ENTRIES SHOWN ->
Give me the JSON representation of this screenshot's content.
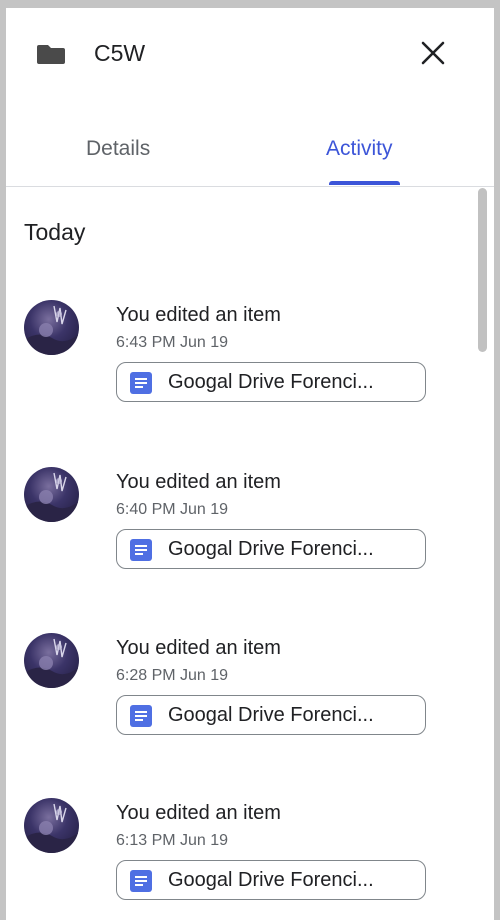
{
  "header": {
    "title": "C5W",
    "folder_icon": "folder-icon",
    "close_icon": "close-icon"
  },
  "tabs": [
    {
      "label": "Details",
      "active": false
    },
    {
      "label": "Activity",
      "active": true
    }
  ],
  "colors": {
    "accent": "#3c55d8",
    "doc_icon": "#4f6fe3"
  },
  "section": {
    "title": "Today"
  },
  "activities": [
    {
      "text": "You edited an item",
      "time": "6:43 PM Jun 19",
      "file": "Googal Drive Forenci..."
    },
    {
      "text": "You edited an item",
      "time": "6:40 PM Jun 19",
      "file": "Googal Drive Forenci..."
    },
    {
      "text": "You edited an item",
      "time": "6:28 PM Jun 19",
      "file": "Googal Drive Forenci..."
    },
    {
      "text": "You edited an item",
      "time": "6:13 PM Jun 19",
      "file": "Googal Drive Forenci..."
    }
  ]
}
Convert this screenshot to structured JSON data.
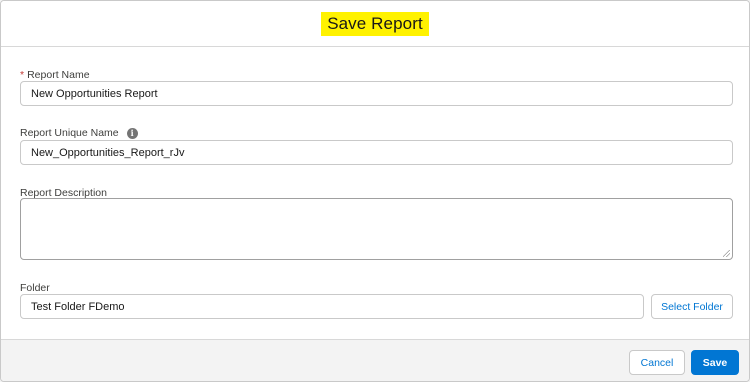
{
  "dialog": {
    "title": "Save Report"
  },
  "report_name": {
    "required_marker": "*",
    "label": "Report Name",
    "value": "New Opportunities Report"
  },
  "report_unique_name": {
    "label": "Report Unique Name",
    "info_icon": "info-icon",
    "info_glyph": "i",
    "value": "New_Opportunities_Report_rJv"
  },
  "report_description": {
    "label": "Report Description",
    "value": ""
  },
  "folder": {
    "label": "Folder",
    "value": "Test Folder FDemo",
    "select_button_label": "Select Folder"
  },
  "footer": {
    "cancel_label": "Cancel",
    "save_label": "Save"
  },
  "colors": {
    "brand": "#0176d3",
    "title_highlight": "#fff200",
    "required": "#c23934"
  }
}
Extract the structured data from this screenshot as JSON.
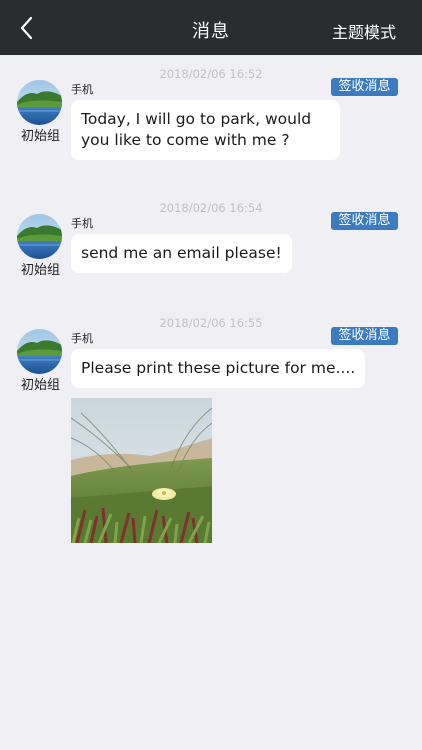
{
  "header": {
    "title": "消息",
    "action_label": "主题模式",
    "back_icon": "chevron-left-icon"
  },
  "colors": {
    "navbar": "#2b2c2e",
    "background": "#efeff4",
    "sign_button": "#3d7bc0",
    "bubble": "#ffffff"
  },
  "messages": [
    {
      "timestamp": "2018/02/06 16:52",
      "sign_label": "签收消息",
      "group_name": "初始组",
      "sender": "手机",
      "text": "Today, I will go to park, would you like to come with me ?"
    },
    {
      "timestamp": "2018/02/06 16:54",
      "sign_label": "签收消息",
      "group_name": "初始组",
      "sender": "手机",
      "text": "send me an email please!"
    },
    {
      "timestamp": "2018/02/06 16:55",
      "sign_label": "签收消息",
      "group_name": "初始组",
      "sender": "手机",
      "text": "Please print these picture for me...."
    }
  ]
}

TASK INSTRUCTIONS -> Go through the listing above and write it out again exactly, dropping the pictures.

IN RESPONSE ->
Give me the JSON representation of this screenshot's content.
{
  "header": {
    "title": "C5W",
    "folder_icon": "folder-icon",
    "close_icon": "close-icon"
  },
  "tabs": [
    {
      "label": "Details",
      "active": false
    },
    {
      "label": "Activity",
      "active": true
    }
  ],
  "colors": {
    "accent": "#3c55d8",
    "doc_icon": "#4f6fe3"
  },
  "section": {
    "title": "Today"
  },
  "activities": [
    {
      "text": "You edited an item",
      "time": "6:43 PM Jun 19",
      "file": "Googal Drive Forenci..."
    },
    {
      "text": "You edited an item",
      "time": "6:40 PM Jun 19",
      "file": "Googal Drive Forenci..."
    },
    {
      "text": "You edited an item",
      "time": "6:28 PM Jun 19",
      "file": "Googal Drive Forenci..."
    },
    {
      "text": "You edited an item",
      "time": "6:13 PM Jun 19",
      "file": "Googal Drive Forenci..."
    }
  ]
}
Convert this screenshot to structured JSON data.
{
  "dialog": {
    "title": "Save Report"
  },
  "report_name": {
    "required_marker": "*",
    "label": "Report Name",
    "value": "New Opportunities Report"
  },
  "report_unique_name": {
    "label": "Report Unique Name",
    "info_icon": "info-icon",
    "info_glyph": "i",
    "value": "New_Opportunities_Report_rJv"
  },
  "report_description": {
    "label": "Report Description",
    "value": ""
  },
  "folder": {
    "label": "Folder",
    "value": "Test Folder FDemo",
    "select_button_label": "Select Folder"
  },
  "footer": {
    "cancel_label": "Cancel",
    "save_label": "Save"
  },
  "colors": {
    "brand": "#0176d3",
    "title_highlight": "#fff200",
    "required": "#c23934"
  }
}
Extract the structured data from this screenshot as JSON.
{
  "header": {
    "title": "消息",
    "action_label": "主题模式",
    "back_icon": "chevron-left-icon"
  },
  "colors": {
    "navbar": "#2b2c2e",
    "background": "#efeff4",
    "sign_button": "#3d7bc0",
    "bubble": "#ffffff"
  },
  "messages": [
    {
      "timestamp": "2018/02/06 16:52",
      "sign_label": "签收消息",
      "group_name": "初始组",
      "sender": "手机",
      "text": "Today, I will go to park, would you like to come with me ?"
    },
    {
      "timestamp": "2018/02/06 16:54",
      "sign_label": "签收消息",
      "group_name": "初始组",
      "sender": "手机",
      "text": "send me an email please!"
    },
    {
      "timestamp": "2018/02/06 16:55",
      "sign_label": "签收消息",
      "group_name": "初始组",
      "sender": "手机",
      "text": "Please print these picture for me...."
    }
  ]
}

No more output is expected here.